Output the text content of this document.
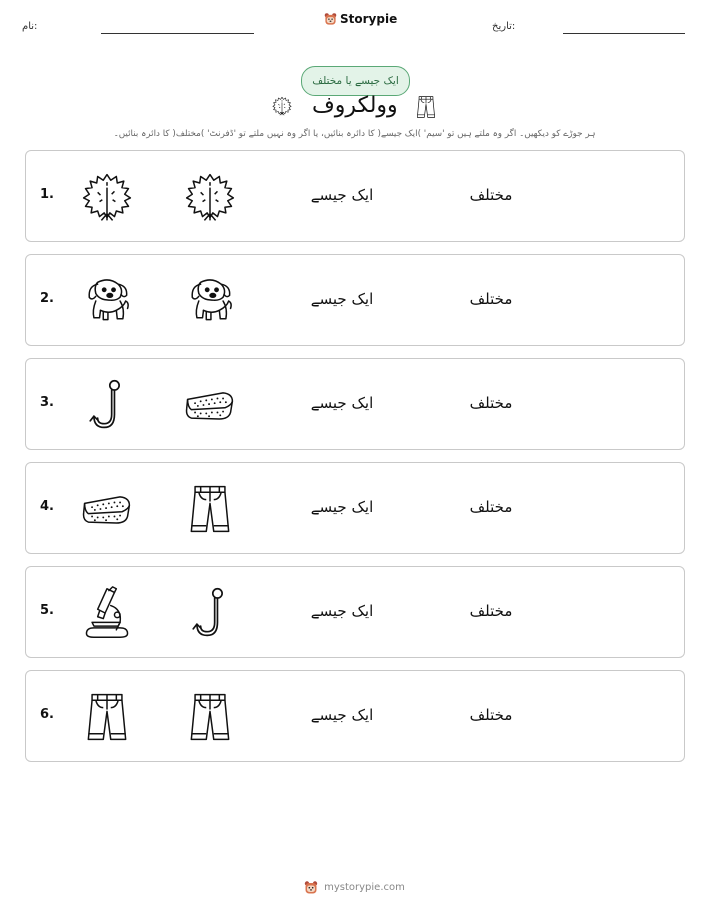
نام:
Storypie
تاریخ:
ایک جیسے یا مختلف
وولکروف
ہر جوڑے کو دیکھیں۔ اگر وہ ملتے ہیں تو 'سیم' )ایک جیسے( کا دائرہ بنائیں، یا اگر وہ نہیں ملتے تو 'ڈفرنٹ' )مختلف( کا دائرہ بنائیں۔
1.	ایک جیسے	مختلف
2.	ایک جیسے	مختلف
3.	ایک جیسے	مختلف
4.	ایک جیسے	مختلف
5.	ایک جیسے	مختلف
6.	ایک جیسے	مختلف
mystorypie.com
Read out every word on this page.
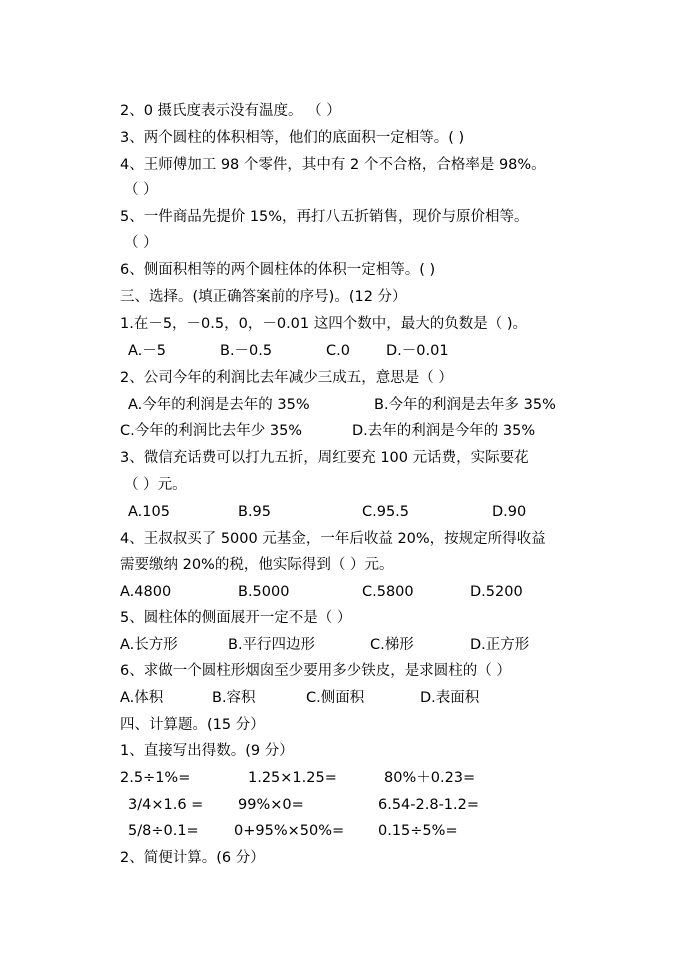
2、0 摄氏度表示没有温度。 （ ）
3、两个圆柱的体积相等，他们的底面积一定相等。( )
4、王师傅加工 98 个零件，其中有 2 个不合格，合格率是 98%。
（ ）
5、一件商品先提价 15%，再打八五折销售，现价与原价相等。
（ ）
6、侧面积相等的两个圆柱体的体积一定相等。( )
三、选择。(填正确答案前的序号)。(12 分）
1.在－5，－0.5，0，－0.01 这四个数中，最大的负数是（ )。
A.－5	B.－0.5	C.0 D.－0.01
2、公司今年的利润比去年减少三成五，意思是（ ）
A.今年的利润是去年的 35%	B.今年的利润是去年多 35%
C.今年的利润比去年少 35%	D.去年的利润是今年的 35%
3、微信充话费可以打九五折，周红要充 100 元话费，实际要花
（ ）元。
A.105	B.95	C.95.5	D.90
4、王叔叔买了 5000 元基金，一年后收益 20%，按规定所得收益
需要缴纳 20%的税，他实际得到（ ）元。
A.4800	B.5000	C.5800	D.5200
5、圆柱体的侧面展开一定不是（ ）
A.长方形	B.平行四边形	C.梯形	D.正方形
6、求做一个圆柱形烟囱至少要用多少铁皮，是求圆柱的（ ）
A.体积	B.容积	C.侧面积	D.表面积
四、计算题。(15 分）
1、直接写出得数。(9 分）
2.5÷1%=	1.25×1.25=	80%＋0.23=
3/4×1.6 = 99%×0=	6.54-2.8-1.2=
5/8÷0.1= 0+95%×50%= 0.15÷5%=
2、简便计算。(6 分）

- [YOUR TASK]: Every line in the data above that contains "مختلف" needs to be copied.

- [WRITTEN ANSWER]:
ایک جیسے یا مختلف
ہر جوڑے کو دیکھیں۔ اگر وہ ملتے ہیں تو 'سیم' )ایک جیسے( کا دائرہ بنائیں، یا اگر وہ نہیں ملتے تو 'ڈفرنٹ' )مختلف( کا دائرہ بنائیں۔
1.	ایک جیسے	مختلف
2.	ایک جیسے	مختلف
3.	ایک جیسے	مختلف
4.	ایک جیسے	مختلف
5.	ایک جیسے	مختلف
6.	ایک جیسے	مختلف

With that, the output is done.